- [Available records]
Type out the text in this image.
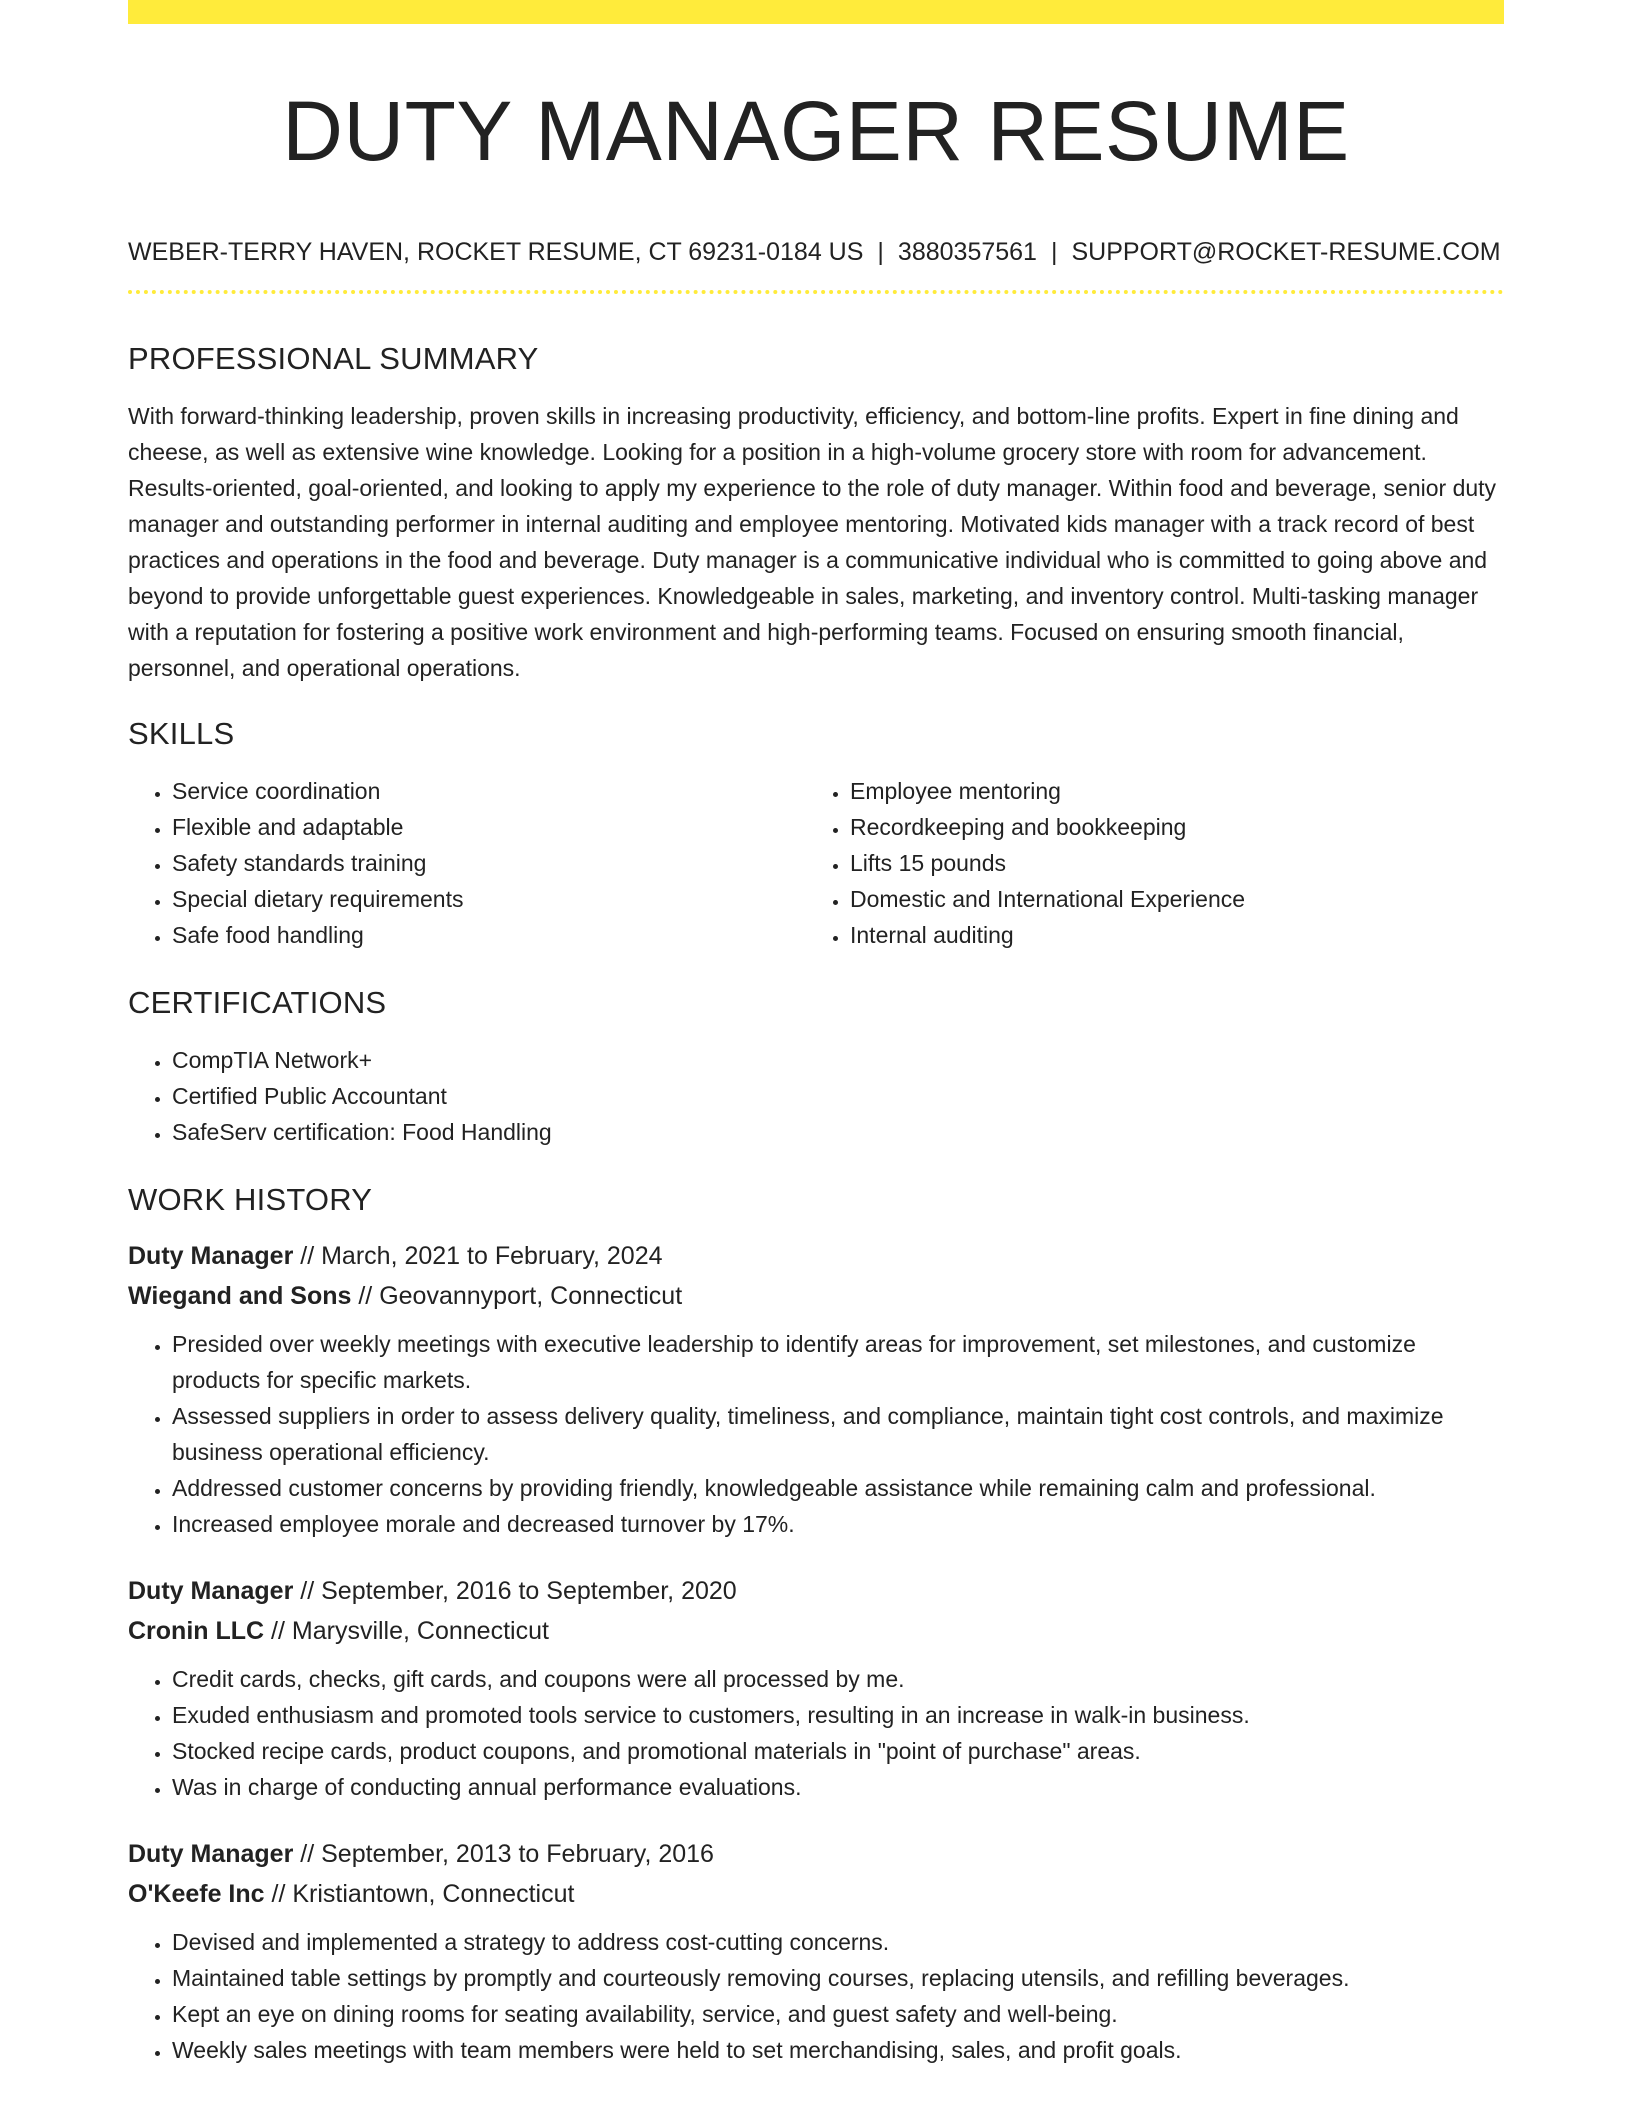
DUTY MANAGER RESUME
WEBER-TERRY HAVEN, ROCKET RESUME, CT 69231-0184 US | 3880357561 | SUPPORT@ROCKET-RESUME.COM
PROFESSIONAL SUMMARY

With forward-thinking leadership, proven skills in increasing productivity, efficiency, and bottom-line profits. Expert in fine dining and cheese, as well as extensive wine knowledge. Looking for a position in a high-volume grocery store with room for advancement. Results-oriented, goal-oriented, and looking to apply my experience to the role of duty manager. Within food and beverage, senior duty manager and outstanding performer in internal auditing and employee mentoring. Motivated kids manager with a track record of best practices and operations in the food and beverage. Duty manager is a communicative individual who is committed to going above and beyond to provide unforgettable guest experiences. Knowledgeable in sales, marketing, and inventory control. Multi-tasking manager with a reputation for fostering a positive work environment and high-performing teams. Focused on ensuring smooth financial, personnel, and operational operations.

SKILLS
• Service coordination
• Flexible and adaptable
• Safety standards training
• Special dietary requirements
• Safe food handling
• Employee mentoring
• Recordkeeping and bookkeeping
• Lifts 15 pounds
• Domestic and International Experience
• Internal auditing
CERTIFICATIONS
• CompTIA Network+
• Certified Public Accountant
• SafeServ certification: Food Handling
WORK HISTORY
Duty Manager // March, 2021 to February, 2024
Wiegand and Sons // Geovannyport, Connecticut
• Presided over weekly meetings with executive leadership to identify areas for improvement, set milestones, and customize products for specific markets.
• Assessed suppliers in order to assess delivery quality, timeliness, and compliance, maintain tight cost controls, and maximize business operational efficiency.
• Addressed customer concerns by providing friendly, knowledgeable assistance while remaining calm and professional.
• Increased employee morale and decreased turnover by 17%.
Duty Manager // September, 2016 to September, 2020
Cronin LLC // Marysville, Connecticut
• Credit cards, checks, gift cards, and coupons were all processed by me.
• Exuded enthusiasm and promoted tools service to customers, resulting in an increase in walk-in business.
• Stocked recipe cards, product coupons, and promotional materials in "point of purchase" areas.
• Was in charge of conducting annual performance evaluations.
Duty Manager // September, 2013 to February, 2016
O'Keefe Inc // Kristiantown, Connecticut
• Devised and implemented a strategy to address cost-cutting concerns.
• Maintained table settings by promptly and courteously removing courses, replacing utensils, and refilling beverages.
• Kept an eye on dining rooms for seating availability, service, and guest safety and well-being.
• Weekly sales meetings with team members were held to set merchandising, sales, and profit goals.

- [Aim]
Transcribe each entry above exactly, apart from the pictures.

- [Full output]
Type out the text in this image.
DUTY MANAGER RESUME
WEBER-TERRY HAVEN, ROCKET RESUME, CT 69231-0184 US | 3880357561 | SUPPORT@ROCKET-RESUME.COM
PROFESSIONAL SUMMARY

With forward-thinking leadership, proven skills in increasing productivity, efficiency, and bottom-line profits. Expert in fine dining and cheese, as well as extensive wine knowledge. Looking for a position in a high-volume grocery store with room for advancement. Results-oriented, goal-oriented, and looking to apply my experience to the role of duty manager. Within food and beverage, senior duty manager and outstanding performer in internal auditing and employee mentoring. Motivated kids manager with a track record of best practices and operations in the food and beverage. Duty manager is a communicative individual who is committed to going above and beyond to provide unforgettable guest experiences. Knowledgeable in sales, marketing, and inventory control. Multi-tasking manager with a reputation for fostering a positive work environment and high-performing teams. Focused on ensuring smooth financial, personnel, and operational operations.

SKILLS
• Service coordination
• Flexible and adaptable
• Safety standards training
• Special dietary requirements
• Safe food handling
• Employee mentoring
• Recordkeeping and bookkeeping
• Lifts 15 pounds
• Domestic and International Experience
• Internal auditing
CERTIFICATIONS
• CompTIA Network+
• Certified Public Accountant
• SafeServ certification: Food Handling
WORK HISTORY
Duty Manager // March, 2021 to February, 2024
Wiegand and Sons // Geovannyport, Connecticut
• Presided over weekly meetings with executive leadership to identify areas for improvement, set milestones, and customize products for specific markets.
• Assessed suppliers in order to assess delivery quality, timeliness, and compliance, maintain tight cost controls, and maximize business operational efficiency.
• Addressed customer concerns by providing friendly, knowledgeable assistance while remaining calm and professional.
• Increased employee morale and decreased turnover by 17%.
Duty Manager // September, 2016 to September, 2020
Cronin LLC // Marysville, Connecticut
• Credit cards, checks, gift cards, and coupons were all processed by me.
• Exuded enthusiasm and promoted tools service to customers, resulting in an increase in walk-in business.
• Stocked recipe cards, product coupons, and promotional materials in "point of purchase" areas.
• Was in charge of conducting annual performance evaluations.
Duty Manager // September, 2013 to February, 2016
O'Keefe Inc // Kristiantown, Connecticut
• Devised and implemented a strategy to address cost-cutting concerns.
• Maintained table settings by promptly and courteously removing courses, replacing utensils, and refilling beverages.
• Kept an eye on dining rooms for seating availability, service, and guest safety and well-being.
• Weekly sales meetings with team members were held to set merchandising, sales, and profit goals.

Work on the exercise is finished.